#### Selected excerpt:
Hello,
I hope this is the right place to ask for this. Please redirect me if this is not the case.
When trying to install valgrind on openSUSE Leap 15.0, I am requested to install glibc-32bit and some of its dependencies (>100Mo). This seemed a bit strange to me. I don’t see any reason why valgrind would require 32bit libs on 64bit system.
After investigation by inspecting the requirements of the package, I found that the requirements include “libdl.so.2(GLIBC_2.0)”, which is provided only by glibc-32bit:
> zypper se --provides 'libdl.so.2(GLIBC_2.0)'
Chargement des données du dépôt...
Lecture des paquets installés...
S | Nom | Résumé | Type
--+-------------+----------------------------------------------------+-------
| glibc-32bit | Standard Shared Libraries (from the GNU C Library) | paquet
Is this expected behavior? Does it really needs it? What are next steps? Should I file a bug?

#### Task goal:
Could you write out the forum post again, starting with "When trying to" and going on through "on 64bit system.", but change "valgrind" to "strace"? The items that come next are taken from a separate source.

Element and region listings
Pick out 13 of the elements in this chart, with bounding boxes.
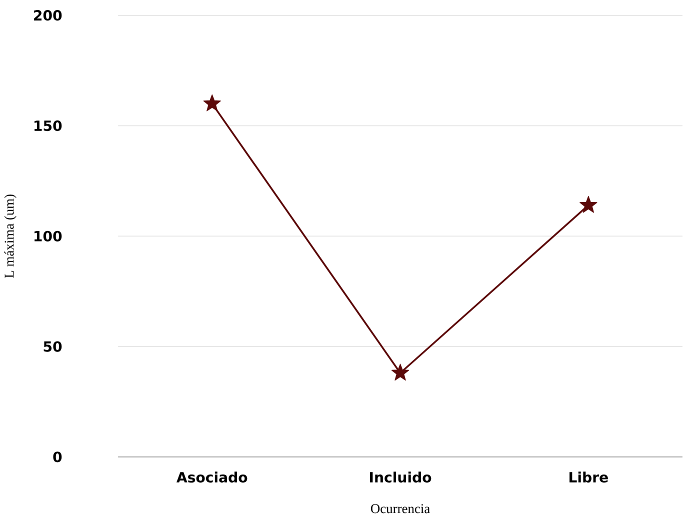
y-tick-label: 100 bbox=[34, 230, 62, 242]
point bbox=[203, 94, 221, 112]
y-tick-label: 50 bbox=[44, 341, 62, 352]
y-tick-label: 0 bbox=[53, 451, 62, 462]
x-axis-title: Ocurrencia bbox=[370, 504, 430, 514]
y-axis-title: L máxima (um) bbox=[4, 194, 16, 278]
x-tick-label: Incluido bbox=[370, 472, 432, 482]
y-tick-label: 150 bbox=[34, 120, 62, 131]
x-tick-label: Asociado bbox=[176, 472, 248, 482]
y-tick-label: 200 bbox=[34, 10, 62, 21]
x-tick-label: Libre bbox=[570, 472, 608, 482]
point bbox=[391, 364, 410, 380]
point bbox=[580, 196, 598, 213]
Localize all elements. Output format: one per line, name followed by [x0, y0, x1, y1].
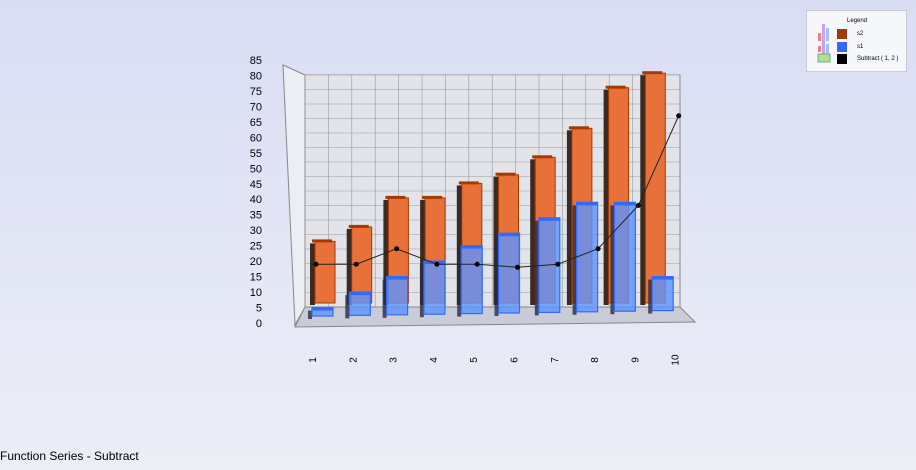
- bar-s1: [613, 201, 637, 312]
- y-tick-label: 80: [250, 70, 262, 82]
- bar-s2-top: [422, 195, 443, 199]
- bar-s1-side: [572, 205, 577, 315]
- line-subtract-point: [595, 246, 601, 252]
- y-tick-label: 50: [250, 163, 262, 175]
- bar-s2-top: [458, 181, 479, 185]
- bar-s1: [348, 291, 371, 316]
- line-subtract-point: [353, 261, 359, 267]
- y-tick-label: 25: [250, 241, 262, 253]
- bar-s1-top: [423, 261, 445, 265]
- line-subtract-point: [434, 261, 440, 267]
- bar-s1-top: [386, 276, 408, 280]
- bar-s2-side: [566, 130, 572, 305]
- x-tick-label: 6: [510, 357, 521, 363]
- y-tick-label: 10: [250, 287, 262, 299]
- line-subtract: [316, 115, 680, 268]
- legend-title: Legend: [847, 18, 868, 24]
- bar-s1-side: [457, 248, 462, 317]
- bar-s1: [423, 260, 446, 315]
- line-subtract-point: [474, 261, 480, 267]
- bar-s1-top: [349, 292, 371, 296]
- bar-s1: [651, 275, 674, 312]
- bar-s2-top: [568, 126, 589, 130]
- y-tick-label: 75: [250, 86, 262, 98]
- x-tick-label: 10: [671, 354, 682, 366]
- x-tick-label: 9: [630, 357, 641, 363]
- x-tick-label: 5: [469, 357, 480, 363]
- x-tick-label: 7: [550, 357, 561, 363]
- bar-s1-side: [494, 236, 499, 316]
- y-tick-label: 65: [250, 117, 262, 129]
- bar-s1-top: [312, 307, 333, 311]
- bar-s2-top: [495, 172, 516, 176]
- x-tick-label: 8: [590, 357, 601, 363]
- bar-s1: [497, 232, 521, 314]
- bar-s1-top: [538, 217, 560, 221]
- line-subtract-point: [555, 261, 561, 267]
- y-tick-label: 45: [250, 179, 262, 191]
- left-wall: [282, 64, 306, 327]
- bar-s2-side: [603, 89, 609, 305]
- y-tick-label: 60: [250, 132, 262, 144]
- line-subtract-point: [676, 113, 682, 119]
- bar-s2-side: [640, 75, 646, 305]
- bar-s1-top: [576, 202, 598, 206]
- legend-chart-icon: [817, 24, 831, 63]
- bar-s2-top: [348, 224, 369, 228]
- bar-s2-top: [385, 195, 406, 199]
- line-subtract-point: [515, 264, 520, 270]
- y-tick-label: 15: [250, 272, 262, 284]
- x-tick-label: 1: [308, 357, 319, 363]
- y-tick-label: 85: [250, 55, 262, 67]
- bar-s2-top: [312, 239, 332, 243]
- bar-s1: [460, 245, 483, 315]
- bar-s1-side: [345, 295, 350, 319]
- bar-s1-top: [498, 233, 520, 237]
- bar-s2-top: [605, 85, 626, 89]
- x-tick-label: 4: [429, 357, 440, 363]
- line-subtract-point: [394, 246, 400, 252]
- y-tick-label: 20: [250, 256, 262, 268]
- bar-s2-side: [346, 228, 352, 305]
- bar-s2-side: [420, 199, 426, 305]
- bar-s1: [386, 275, 409, 316]
- bar-s1-side: [648, 279, 653, 314]
- bar-s1-side: [534, 220, 539, 316]
- bar-s2-top: [642, 71, 663, 75]
- bar-s1-top: [614, 202, 636, 206]
- bar-s2: [644, 72, 666, 304]
- x-tick-label: 3: [389, 357, 400, 363]
- bar-s2-side: [530, 159, 536, 305]
- bar-s1-top: [652, 276, 674, 280]
- bar-s1-top: [461, 245, 483, 249]
- x-tick-label: 2: [348, 357, 359, 363]
- legend-item-subtract[interactable]: Subtract ( 1, 2 ): [837, 54, 898, 64]
- line-subtract-point: [313, 261, 319, 267]
- bar-s1-side: [308, 310, 312, 319]
- y-tick-label: 70: [250, 101, 262, 113]
- bar-s2-top: [532, 155, 553, 159]
- legend-item-s2[interactable]: s2: [837, 29, 863, 39]
- y-tick-label: 30: [250, 225, 262, 237]
- y-tick-label: 55: [250, 148, 262, 160]
- y-tick-label: 40: [250, 194, 262, 206]
- footer-caption: Function Series - Subtract: [0, 449, 139, 463]
- y-tick-label: 5: [256, 303, 262, 315]
- bar-s1-side: [610, 205, 615, 315]
- legend-item-s1[interactable]: s1: [837, 42, 863, 52]
- y-tick-label: 35: [250, 210, 262, 222]
- line-subtract-point: [635, 202, 641, 208]
- bar-s2-side: [456, 185, 462, 305]
- bar-s1-side: [419, 264, 424, 318]
- bar-s2-side: [310, 243, 315, 305]
- legend: Legend s2 s1 Subtract ( 1, 2 ): [806, 10, 907, 72]
- y-tick-label: 0: [256, 318, 262, 330]
- bar-s1: [575, 201, 599, 313]
- bar-s1-side: [382, 279, 387, 318]
- bar-s2: [314, 240, 336, 304]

#### Task response:
When trying to install strace on openSUSE Leap 15.0, I am requested to install glibc-32bit and some of its dependencies (>100Mo). This seemed a bit strange to me. I don’t see any reason why strace would require 32bit libs on 64bit system.